WHAT IS ASKED
Extract every line of the material below and reproduce it faithfully.

EXERCISE DATA start

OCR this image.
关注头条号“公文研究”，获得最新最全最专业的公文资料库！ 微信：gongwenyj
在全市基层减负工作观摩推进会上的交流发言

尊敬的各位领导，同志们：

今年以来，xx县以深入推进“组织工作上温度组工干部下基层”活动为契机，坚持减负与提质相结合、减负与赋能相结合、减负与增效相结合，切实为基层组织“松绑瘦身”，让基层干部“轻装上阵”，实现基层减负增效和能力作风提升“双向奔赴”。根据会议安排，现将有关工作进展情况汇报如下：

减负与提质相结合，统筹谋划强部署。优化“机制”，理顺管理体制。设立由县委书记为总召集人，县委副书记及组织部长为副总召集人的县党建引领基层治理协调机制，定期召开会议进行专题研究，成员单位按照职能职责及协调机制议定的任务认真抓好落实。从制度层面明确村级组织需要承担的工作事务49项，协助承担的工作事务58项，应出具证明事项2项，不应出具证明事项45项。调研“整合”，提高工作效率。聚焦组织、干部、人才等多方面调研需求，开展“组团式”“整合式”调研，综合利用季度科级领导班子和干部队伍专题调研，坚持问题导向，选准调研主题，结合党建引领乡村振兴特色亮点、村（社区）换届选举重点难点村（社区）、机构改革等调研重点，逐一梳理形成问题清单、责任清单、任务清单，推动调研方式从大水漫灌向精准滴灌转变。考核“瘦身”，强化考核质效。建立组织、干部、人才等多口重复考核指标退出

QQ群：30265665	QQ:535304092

EXERCISE DATA end

RESULT
OCR this image.
关注头条号“公文研究”，获得最新最全最专业的公文资料库！ 微信：gongwenyj
在全市基层减负工作观摩推进会上的交流发言

尊敬的各位领导，同志们：

今年以来，xx县以深入推进“组织工作上温度组工干部下基层”活动为契机，坚持减负与提质相结合、减负与赋能相结合、减负与增效相结合，切实为基层组织“松绑瘦身”，让基层干部“轻装上阵”，实现基层减负增效和能力作风提升“双向奔赴”。根据会议安排，现将有关工作进展情况汇报如下：

减负与提质相结合，统筹谋划强部署。优化“机制”，理顺管理体制。设立由县委书记为总召集人，县委副书记及组织部长为副总召集人的县党建引领基层治理协调机制，定期召开会议进行专题研究，成员单位按照职能职责及协调机制议定的任务认真抓好落实。从制度层面明确村级组织需要承担的工作事务49项，协助承担的工作事务58项，应出具证明事项2项，不应出具证明事项45项。调研“整合”，提高工作效率。聚焦组织、干部、人才等多方面调研需求，开展“组团式”“整合式”调研，综合利用季度科级领导班子和干部队伍专题调研，坚持问题导向，选准调研主题，结合党建引领乡村振兴特色亮点、村（社区）换届选举重点难点村（社区）、机构改革等调研重点，逐一梳理形成问题清单、责任清单、任务清单，推动调研方式从大水漫灌向精准滴灌转变。考核“瘦身”，强化考核质效。建立组织、干部、人才等多口重复考核指标退出

QQ群：30265665	QQ:535304092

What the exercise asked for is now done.